EXERCISE BRIEF: Reproduce every line in the listing that contains the word "name".

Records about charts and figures
-- -- --
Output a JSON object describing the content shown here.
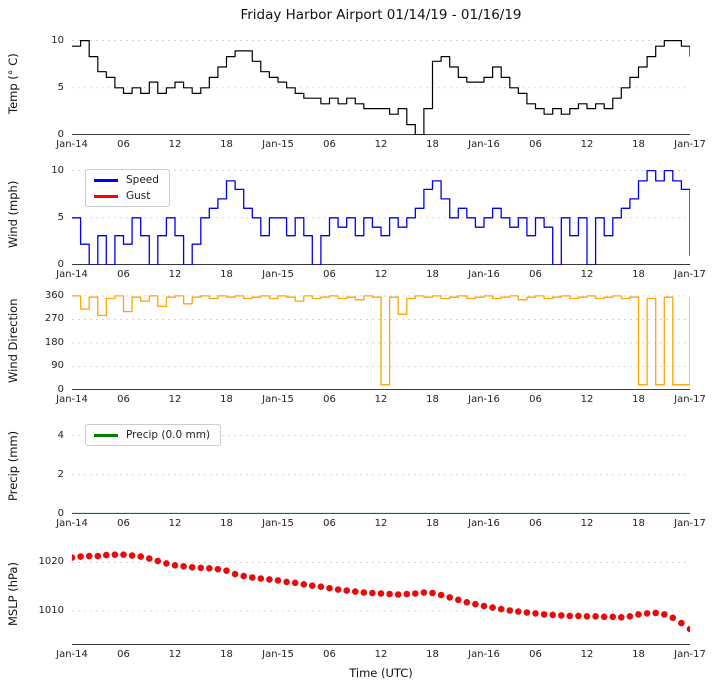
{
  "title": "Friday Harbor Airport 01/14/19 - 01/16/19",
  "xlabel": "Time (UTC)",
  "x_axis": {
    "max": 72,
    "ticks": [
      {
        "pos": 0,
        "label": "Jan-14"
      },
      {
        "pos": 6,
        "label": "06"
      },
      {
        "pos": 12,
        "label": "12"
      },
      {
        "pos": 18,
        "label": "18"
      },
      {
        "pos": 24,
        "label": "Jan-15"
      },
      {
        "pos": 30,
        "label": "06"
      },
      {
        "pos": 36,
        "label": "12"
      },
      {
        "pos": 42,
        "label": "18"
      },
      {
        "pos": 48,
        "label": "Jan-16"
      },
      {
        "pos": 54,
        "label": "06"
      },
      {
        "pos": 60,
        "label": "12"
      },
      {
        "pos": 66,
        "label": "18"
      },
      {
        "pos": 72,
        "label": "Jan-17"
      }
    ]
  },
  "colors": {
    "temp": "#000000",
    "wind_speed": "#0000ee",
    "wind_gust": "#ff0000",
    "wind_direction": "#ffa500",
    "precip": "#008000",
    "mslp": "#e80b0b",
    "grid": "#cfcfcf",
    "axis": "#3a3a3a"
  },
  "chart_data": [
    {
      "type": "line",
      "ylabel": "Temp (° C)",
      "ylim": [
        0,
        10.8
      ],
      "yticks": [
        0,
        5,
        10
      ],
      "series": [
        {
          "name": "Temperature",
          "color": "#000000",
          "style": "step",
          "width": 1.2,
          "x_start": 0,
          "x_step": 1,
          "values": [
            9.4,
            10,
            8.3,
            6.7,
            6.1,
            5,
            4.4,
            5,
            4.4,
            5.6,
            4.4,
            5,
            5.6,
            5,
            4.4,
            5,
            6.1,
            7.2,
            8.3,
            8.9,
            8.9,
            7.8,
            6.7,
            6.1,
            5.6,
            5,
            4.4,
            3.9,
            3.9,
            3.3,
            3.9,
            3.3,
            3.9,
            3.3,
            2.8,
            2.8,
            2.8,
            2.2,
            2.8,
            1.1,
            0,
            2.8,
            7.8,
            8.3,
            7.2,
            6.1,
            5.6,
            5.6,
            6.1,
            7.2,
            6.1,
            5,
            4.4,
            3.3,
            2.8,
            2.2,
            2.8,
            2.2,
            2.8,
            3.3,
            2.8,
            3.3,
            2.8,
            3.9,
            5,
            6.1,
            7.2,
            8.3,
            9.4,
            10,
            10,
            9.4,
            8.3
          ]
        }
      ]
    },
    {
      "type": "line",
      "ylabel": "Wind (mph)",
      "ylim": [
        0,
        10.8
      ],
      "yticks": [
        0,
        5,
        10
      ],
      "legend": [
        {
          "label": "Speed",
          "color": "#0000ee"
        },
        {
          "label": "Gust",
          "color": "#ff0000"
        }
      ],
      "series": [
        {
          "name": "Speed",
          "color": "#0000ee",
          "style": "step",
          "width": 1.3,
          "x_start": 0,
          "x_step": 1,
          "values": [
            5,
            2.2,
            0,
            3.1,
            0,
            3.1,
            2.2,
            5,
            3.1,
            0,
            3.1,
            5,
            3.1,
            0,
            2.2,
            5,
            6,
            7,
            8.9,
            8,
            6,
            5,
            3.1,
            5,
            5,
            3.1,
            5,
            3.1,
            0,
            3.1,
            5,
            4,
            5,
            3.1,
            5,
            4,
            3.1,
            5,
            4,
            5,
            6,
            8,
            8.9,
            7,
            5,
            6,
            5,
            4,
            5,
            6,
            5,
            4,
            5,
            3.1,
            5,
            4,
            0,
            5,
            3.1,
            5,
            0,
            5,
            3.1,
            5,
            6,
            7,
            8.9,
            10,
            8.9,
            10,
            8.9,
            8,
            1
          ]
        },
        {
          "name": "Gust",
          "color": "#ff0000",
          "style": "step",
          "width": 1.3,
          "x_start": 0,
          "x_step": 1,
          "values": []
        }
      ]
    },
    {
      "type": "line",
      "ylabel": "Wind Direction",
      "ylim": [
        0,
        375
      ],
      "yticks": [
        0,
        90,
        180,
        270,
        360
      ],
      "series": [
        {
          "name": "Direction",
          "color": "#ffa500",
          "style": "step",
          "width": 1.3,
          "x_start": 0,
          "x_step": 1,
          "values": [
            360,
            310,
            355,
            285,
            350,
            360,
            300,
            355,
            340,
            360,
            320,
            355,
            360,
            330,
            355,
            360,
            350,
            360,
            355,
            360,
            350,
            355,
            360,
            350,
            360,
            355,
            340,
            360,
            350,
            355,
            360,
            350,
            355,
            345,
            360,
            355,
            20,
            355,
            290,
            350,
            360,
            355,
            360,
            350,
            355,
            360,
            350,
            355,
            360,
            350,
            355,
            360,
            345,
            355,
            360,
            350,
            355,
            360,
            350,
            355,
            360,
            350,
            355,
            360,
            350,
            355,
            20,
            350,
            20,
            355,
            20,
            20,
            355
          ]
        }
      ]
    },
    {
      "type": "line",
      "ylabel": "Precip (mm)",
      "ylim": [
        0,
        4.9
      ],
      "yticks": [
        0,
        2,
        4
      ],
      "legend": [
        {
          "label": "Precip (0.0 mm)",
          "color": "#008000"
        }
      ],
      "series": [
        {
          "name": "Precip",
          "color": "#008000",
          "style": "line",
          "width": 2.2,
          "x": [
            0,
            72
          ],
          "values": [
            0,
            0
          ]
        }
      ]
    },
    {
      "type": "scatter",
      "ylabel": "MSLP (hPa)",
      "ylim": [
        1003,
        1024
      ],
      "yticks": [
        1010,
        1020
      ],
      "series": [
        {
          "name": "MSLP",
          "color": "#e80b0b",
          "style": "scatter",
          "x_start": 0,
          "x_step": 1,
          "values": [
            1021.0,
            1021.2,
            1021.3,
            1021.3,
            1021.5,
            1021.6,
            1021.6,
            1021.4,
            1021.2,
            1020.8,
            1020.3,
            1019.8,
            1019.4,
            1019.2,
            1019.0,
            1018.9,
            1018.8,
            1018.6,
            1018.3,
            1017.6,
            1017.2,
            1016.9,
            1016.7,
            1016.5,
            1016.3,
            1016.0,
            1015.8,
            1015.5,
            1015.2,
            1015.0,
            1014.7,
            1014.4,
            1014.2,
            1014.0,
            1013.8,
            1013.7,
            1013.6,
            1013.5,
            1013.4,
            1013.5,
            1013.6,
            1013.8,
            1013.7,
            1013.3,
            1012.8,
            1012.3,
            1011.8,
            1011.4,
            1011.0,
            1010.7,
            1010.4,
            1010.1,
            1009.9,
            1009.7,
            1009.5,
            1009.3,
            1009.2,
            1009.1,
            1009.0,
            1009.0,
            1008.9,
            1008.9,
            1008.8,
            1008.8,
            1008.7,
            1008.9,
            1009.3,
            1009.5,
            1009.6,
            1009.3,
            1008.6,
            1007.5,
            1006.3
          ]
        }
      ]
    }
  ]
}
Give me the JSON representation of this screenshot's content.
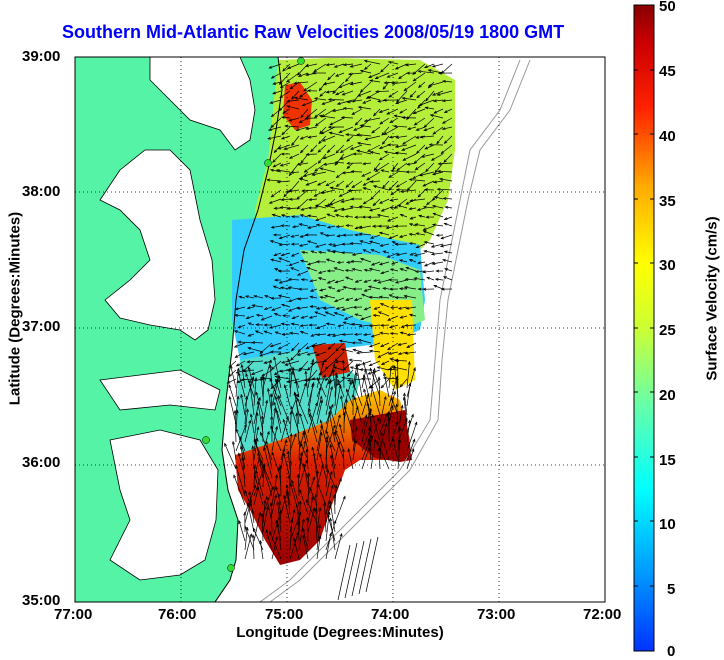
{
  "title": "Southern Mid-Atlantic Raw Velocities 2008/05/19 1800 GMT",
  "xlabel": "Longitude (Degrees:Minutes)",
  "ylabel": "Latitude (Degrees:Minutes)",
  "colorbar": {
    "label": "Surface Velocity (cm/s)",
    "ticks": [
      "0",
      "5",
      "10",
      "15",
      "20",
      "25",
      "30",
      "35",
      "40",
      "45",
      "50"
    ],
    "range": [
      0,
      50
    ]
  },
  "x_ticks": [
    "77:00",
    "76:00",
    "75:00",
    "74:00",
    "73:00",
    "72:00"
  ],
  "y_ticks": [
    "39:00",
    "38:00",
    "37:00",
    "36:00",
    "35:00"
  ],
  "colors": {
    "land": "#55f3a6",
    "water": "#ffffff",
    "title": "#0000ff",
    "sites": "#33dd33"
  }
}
-- -- --
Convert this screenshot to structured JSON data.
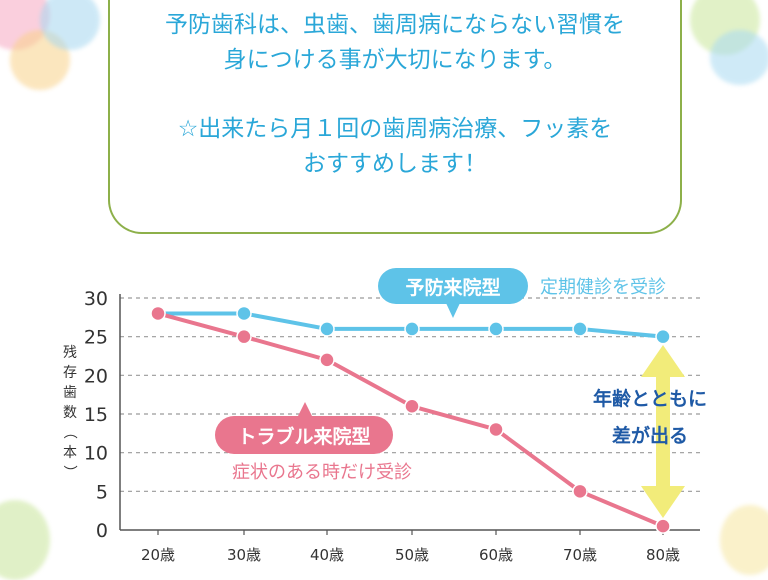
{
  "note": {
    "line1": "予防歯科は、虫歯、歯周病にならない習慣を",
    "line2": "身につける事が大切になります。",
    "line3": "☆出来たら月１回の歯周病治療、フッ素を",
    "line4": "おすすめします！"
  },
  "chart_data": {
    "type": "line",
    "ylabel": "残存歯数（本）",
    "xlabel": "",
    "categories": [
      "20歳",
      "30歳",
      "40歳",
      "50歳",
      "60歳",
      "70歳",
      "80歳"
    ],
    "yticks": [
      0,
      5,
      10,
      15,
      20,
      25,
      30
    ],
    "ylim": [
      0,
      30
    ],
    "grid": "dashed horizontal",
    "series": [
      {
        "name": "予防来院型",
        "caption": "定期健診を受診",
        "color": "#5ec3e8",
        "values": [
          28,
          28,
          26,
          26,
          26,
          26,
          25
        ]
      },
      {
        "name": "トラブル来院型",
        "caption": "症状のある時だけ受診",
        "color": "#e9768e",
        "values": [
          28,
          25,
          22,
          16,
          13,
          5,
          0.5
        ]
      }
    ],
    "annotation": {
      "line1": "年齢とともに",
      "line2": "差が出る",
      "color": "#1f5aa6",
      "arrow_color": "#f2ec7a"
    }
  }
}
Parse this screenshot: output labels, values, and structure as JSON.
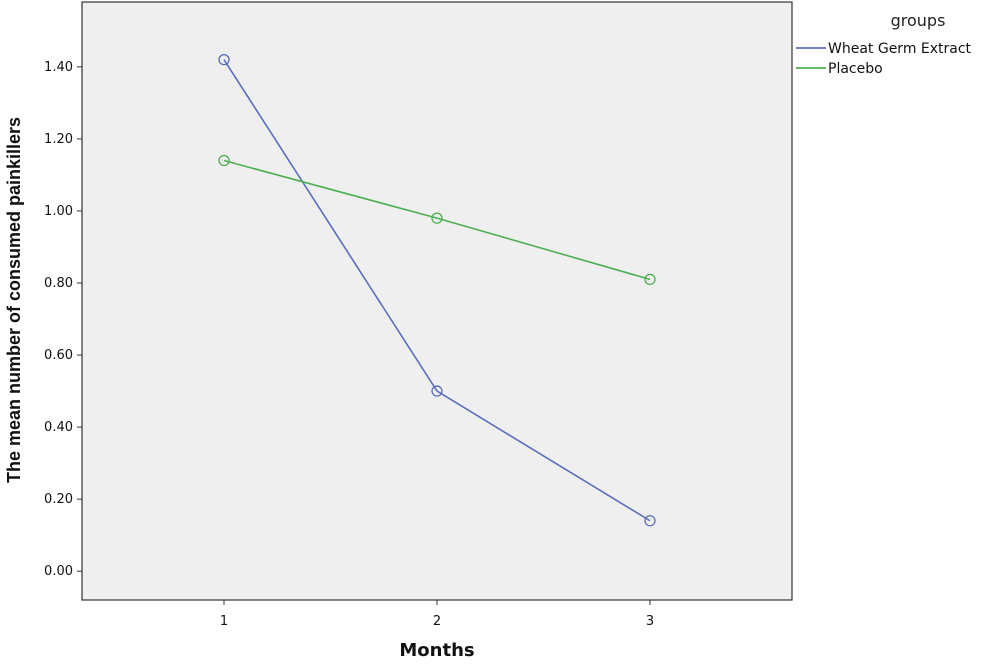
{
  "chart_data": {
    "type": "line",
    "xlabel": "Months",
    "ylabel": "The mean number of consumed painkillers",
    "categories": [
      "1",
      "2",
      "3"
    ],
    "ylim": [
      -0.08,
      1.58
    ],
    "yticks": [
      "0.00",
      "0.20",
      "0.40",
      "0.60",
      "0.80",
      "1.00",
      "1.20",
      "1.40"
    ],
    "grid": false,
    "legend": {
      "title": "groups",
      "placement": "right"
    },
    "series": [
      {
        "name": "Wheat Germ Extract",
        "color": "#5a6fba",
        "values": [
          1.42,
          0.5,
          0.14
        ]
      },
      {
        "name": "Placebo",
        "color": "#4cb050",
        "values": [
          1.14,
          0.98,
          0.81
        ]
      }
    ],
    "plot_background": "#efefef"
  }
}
-- -- --
EXPECTED ANSWER:
          "name": "Temperature",
          "name": "Speed",
          "name": "Gust",
          "name": "Direction",
          "name": "Precip",
          "name": "MSLP",
        "name": "予防来院型",
        "name": "トラブル来院型",
        "name": "Wheat Germ Extract",
        "name": "Placebo",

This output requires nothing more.